• **QUOTED TEXT**:
## Begin

More on Social Security Investing in Stocks

I had a couple of conservative bloggers respond to my post on why it would be better for the government to invest in stocks, than to set up personal accounts.

Josh Sharf at View From a Height concentrates on the fear of government power over firms if social security owns even a few percentage share of company stock:

Anyone with experience in the financial markets knows that a 3.7% share in a company is gigantic. It guarantees broad say in policy decisions, great leverage in proxy fights, and frequently means a seat on the board. Outside of confiscatory taxation, I can't think of a better example of galloping socialism than to start giving the government board seats.
What policies could the government impose on companies due to holding a board seat that they can't impose through legislation? State pension funds hold significant shares of a number of companies and, most of the time, the problem is that management ignores most of their good governance complaints. The only time their presence makes a difference is when a lot of other shareholders get concerned about the same issue. And if the social security fund is reflecting the views of other investors in the private equities marketplace, we are hardly talking about a galloping socialist impulse.

But I'm more interested in his reaction to the idea that social security would benefit from targeting investments preferentially in companies that promote job and wage growth in the United States, since that would generate not only returns on equity but additional payroll taxes paid into the social security trust fund.

Josh Sharf argues that:

investing in inefficient domestic companies virtually guarantees the investors - you - lower returns. In effect, you're subsidizing inefficiency, a national version of making everyone pay more for groceries because you don't like WalMart.

In a fair comparison, returns are returns, no matter who's doing the investing. And domestic economic growth only happens when there are returns to investors. Governments don't get any more out of that than anyone else.

This last point is the ideological argument that "what's good for General Motors is good for America," but it's also patently untrue in this situation.

If the social security trust fund loans money to build housing in the United States and gets an 8% return on investment, but also gets additional payroll tax payments from the labor involved, the additional payroll payments are hardly irrelevent to the gains to the trust fund over time. Money is money whether it comes through dividend statements or taxes. If that same investment by the social security fund goes to Enron investing in off-shore financial investments and there are no payroll taxes generated, the social security fund may do worse even if Enron pays slightly higher dividends than the housing investment paying the 8% return.

Stephen Karlson at Cold Spring Shops makes the slightly more interesting argument that these investments won't reflect any kind of publicly-minded goals:

The administrative costs that are saved in pooling all the moneys might be dissipated in rent-seeking over who shall be appointed as commissioners and what investments are in the national interest in addition to offering lower returns than mutual funds less constrained.

## End

• **GIVEN INFORMATION**:

## Begin

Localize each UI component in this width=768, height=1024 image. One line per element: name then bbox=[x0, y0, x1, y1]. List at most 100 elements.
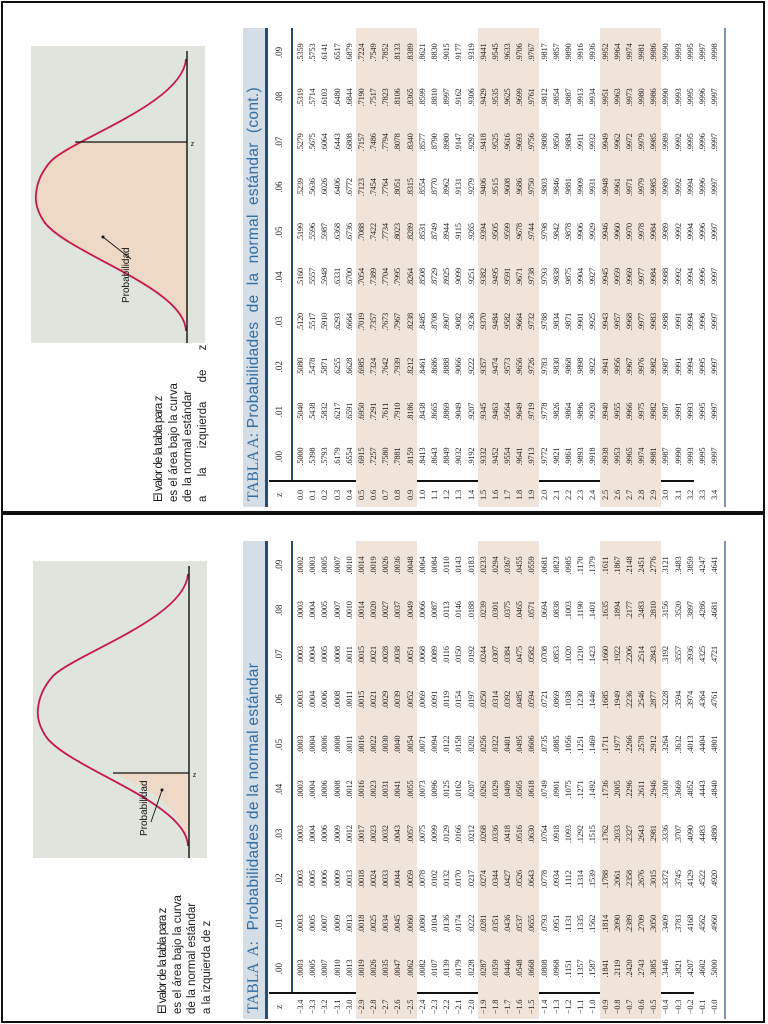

## End

• **EXERCISE TASK 1**:
Return the Social Security post from "More on Social" up to and including "up personal accounts.".
• **EXERCISE TASK 2**:
In the Social Security post, what share of a company does the quoted critic call gigantic?
• **EXERCISE TASK 3**:
Which companies does the Social Security post name?
You won't need the data for any of this.

• **WORKED SOLUTION 1**:
More on Social Security Investing in Stocks

I had a couple of conservative bloggers respond to my post on why it would be better for the government to invest in stocks, than to set up personal accounts.

• **WORKED SOLUTION 2**:
A 3.7% share.

• **WORKED SOLUTION 3**:
WalMart, General Motors, Enron